According to the assignment description, how many of the 200 ratings are to be randomly selected as the training dataset?

• _Passage to read_
* * *

## Description

- Consider a 25-by-20 Ratings matrix, Containing rows for 25 users and columns for 20 movies. Each cell of the table contains a rating value between 1(=Poor) and 7(=Best). Perform the following steps with this data structure:
- (5) Randomly populate this table with 200 entries (between 1 and 7) and adjust the values to make sure that each row has at least 3 ratings and each column has at least 3 ratings. Leave the other 300 cells as unfilled. Include this table in your submission, shown in table form.
- (5) Randomly select 150 of the 200 ratings as the training dataset and the remaining 50 as the test dataset. Show both sets of data in the form of tables.
- (10) Use any toolbox to find a matrix factorization of the training data and include only two latent factors. (Use ALS based method and not an SVD method). Show the latent factor matrices, properly labeled.
- (15) Use the factorized Ratings matrix to predict the ratings for the 50 ratings of the test-dataset. Measure the error in prediction as the Mean-Square-Error between the actual and the predicted ratings. Submit the test data (in matrix form) with each cell showing the actual and the predicted ratings. Also, report the MSE value computed for all the predictions.

- Repeat Q#1 with the following difference:
- (15) Populate the Ratings matrix in step 1.a in such a way (you are free to choose the rating values) that the MSE obtained in 1.d is minimized. Repeat all steps of Q#1 and submit the answers.

- Repeat Q#2 with the following difference:
- (15) Now populate the Ratings matrix in such a way that the MSE obtained in 1.d is maximized.
- (10) Comment on the characteristics of the data distribution that increase or decrease the MSE. Show how the data in your tables in #2 and #3 above reflect those characteristics.

- (20) Repeat #3 with the difference that now you use four latent factors. Use the same rating values as used in #3 above. Compare the predicted outcomes and the MSE values with those obtained in #3. Comment on any significant differences observed.
- Perform the following steps with the “SVD-Data” matrix attached with this assignment. This table contains documents as rows and words as columns. Each cell entry is the number of times a word occurs in a document. Use any available toolbox to perform the SVD of this matrix. Then answer all the following questions.
- (8) Show all the Eigen-values and Eigen-vectors obtained after the decomposition.
- (12) How many, and which Eigen values (and vectors) would you select if you should preserve 85% of the information?
- (12) Take one of the dropped Eigen-vectors and interpret it in terms of documents and words to show its relevance/irrelevance to the original data table.
- (15) How many concept vectors are chosen by you in step-b above? Write the intuitive interpretation of each of these vectors. What is the intuitive interpretation of the Eigen-values associated with each of these vectors?
- (12) Compute the MSE between the original matrix and the predicted matrix using the truncated number of Eigen vectors.
- (16) The power-point slides set (Faloutsos-p1-SVD) shows four interpretations of an SVD. Briefly explain the results obtained for SVD of your data matrix, as per each of the four interpretations.
- (10) Consider using only the top two Eigen-values and Eigen vectors. Show and interpret how doc-1, doc-8, and doc-16 are summarized in this case?
- (10) Compute the MSE if we use only the top two Eigen-vectors and compare it to the value obtained in #5d.

- (10) Good presentation of all results and answers.

* * *

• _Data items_
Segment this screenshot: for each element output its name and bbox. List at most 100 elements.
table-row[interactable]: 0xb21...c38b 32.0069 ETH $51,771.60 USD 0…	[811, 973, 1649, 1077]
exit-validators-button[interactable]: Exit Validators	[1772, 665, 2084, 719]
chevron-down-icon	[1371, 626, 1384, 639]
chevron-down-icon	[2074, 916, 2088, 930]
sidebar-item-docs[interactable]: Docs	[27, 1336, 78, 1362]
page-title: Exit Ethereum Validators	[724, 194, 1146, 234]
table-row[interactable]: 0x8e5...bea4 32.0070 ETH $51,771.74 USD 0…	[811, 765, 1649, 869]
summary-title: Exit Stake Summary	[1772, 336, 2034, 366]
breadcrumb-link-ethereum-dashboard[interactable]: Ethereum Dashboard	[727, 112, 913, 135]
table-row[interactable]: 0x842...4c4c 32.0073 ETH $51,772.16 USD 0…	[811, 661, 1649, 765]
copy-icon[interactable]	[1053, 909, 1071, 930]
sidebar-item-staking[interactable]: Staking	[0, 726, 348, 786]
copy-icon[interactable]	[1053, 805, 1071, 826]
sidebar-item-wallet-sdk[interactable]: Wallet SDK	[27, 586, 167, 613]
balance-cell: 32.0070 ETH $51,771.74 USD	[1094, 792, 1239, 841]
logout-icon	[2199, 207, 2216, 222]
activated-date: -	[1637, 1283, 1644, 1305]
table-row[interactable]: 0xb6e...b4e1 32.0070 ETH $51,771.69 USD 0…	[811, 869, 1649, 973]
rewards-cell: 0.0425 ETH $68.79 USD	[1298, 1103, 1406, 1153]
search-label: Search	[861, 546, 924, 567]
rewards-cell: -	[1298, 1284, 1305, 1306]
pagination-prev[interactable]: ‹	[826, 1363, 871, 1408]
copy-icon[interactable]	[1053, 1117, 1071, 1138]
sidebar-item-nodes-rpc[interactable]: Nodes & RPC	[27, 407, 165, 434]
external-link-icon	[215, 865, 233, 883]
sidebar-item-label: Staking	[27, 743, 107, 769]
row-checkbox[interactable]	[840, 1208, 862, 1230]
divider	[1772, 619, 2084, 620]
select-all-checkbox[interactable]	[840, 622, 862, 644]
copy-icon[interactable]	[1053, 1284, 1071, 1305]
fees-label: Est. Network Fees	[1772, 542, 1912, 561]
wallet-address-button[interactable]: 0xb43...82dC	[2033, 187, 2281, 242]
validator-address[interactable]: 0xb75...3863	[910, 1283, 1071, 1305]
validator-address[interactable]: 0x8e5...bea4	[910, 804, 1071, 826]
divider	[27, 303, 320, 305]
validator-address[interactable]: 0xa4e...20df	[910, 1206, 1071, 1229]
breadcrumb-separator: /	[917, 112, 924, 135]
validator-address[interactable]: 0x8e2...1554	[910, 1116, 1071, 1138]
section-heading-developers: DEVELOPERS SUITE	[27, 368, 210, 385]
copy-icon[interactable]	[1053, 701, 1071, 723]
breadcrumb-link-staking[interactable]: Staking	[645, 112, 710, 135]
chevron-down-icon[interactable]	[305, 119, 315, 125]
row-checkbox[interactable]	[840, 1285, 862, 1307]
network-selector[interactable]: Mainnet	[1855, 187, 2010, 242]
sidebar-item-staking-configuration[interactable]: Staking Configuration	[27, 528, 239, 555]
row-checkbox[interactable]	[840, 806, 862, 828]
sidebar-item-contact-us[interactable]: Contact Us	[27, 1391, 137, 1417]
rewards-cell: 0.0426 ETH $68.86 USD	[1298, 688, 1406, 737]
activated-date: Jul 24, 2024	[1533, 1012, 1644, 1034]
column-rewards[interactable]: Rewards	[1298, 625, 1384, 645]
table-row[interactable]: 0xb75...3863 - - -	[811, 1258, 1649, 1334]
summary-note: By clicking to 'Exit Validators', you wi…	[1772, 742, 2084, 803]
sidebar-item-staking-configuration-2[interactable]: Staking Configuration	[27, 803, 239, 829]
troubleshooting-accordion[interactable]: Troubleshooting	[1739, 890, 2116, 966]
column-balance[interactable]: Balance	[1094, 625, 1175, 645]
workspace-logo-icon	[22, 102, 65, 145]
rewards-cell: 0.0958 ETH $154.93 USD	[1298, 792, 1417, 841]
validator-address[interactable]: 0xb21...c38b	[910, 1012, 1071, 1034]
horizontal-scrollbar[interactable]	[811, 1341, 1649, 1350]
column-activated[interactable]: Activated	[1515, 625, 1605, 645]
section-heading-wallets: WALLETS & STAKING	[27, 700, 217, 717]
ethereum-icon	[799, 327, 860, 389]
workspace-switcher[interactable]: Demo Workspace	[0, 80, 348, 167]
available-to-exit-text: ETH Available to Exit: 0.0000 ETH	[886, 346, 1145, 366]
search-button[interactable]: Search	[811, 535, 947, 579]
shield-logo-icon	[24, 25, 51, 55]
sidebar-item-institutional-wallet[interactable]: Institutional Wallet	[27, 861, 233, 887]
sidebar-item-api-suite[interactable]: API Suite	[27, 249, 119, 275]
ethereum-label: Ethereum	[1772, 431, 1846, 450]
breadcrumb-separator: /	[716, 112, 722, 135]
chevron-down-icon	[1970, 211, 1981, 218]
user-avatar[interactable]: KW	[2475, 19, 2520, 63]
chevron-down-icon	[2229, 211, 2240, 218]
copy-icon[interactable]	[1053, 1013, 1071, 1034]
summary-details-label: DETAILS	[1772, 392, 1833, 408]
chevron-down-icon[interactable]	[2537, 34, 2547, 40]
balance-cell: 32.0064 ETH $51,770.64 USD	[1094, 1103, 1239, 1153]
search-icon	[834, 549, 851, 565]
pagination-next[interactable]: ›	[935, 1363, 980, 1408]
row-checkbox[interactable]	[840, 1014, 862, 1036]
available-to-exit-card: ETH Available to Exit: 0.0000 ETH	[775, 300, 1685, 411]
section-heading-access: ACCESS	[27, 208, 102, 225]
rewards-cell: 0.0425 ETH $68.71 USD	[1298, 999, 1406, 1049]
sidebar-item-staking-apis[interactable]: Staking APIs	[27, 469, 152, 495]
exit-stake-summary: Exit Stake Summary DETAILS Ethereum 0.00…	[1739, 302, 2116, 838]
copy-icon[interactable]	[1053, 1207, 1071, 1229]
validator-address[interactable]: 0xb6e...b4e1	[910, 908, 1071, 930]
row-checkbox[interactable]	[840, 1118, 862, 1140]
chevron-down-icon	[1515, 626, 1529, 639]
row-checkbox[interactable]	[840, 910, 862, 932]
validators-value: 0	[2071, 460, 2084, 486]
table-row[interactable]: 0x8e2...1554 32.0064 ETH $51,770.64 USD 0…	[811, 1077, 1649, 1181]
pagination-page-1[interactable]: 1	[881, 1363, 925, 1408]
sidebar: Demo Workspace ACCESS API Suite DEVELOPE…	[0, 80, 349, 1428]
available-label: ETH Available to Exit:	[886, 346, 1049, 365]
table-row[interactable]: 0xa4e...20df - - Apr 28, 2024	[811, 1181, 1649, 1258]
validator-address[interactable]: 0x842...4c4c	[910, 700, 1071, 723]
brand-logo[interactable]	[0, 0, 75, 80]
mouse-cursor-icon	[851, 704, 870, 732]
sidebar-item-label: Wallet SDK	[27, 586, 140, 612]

* * *

• _Your response_
150 ratings are selected as the training dataset.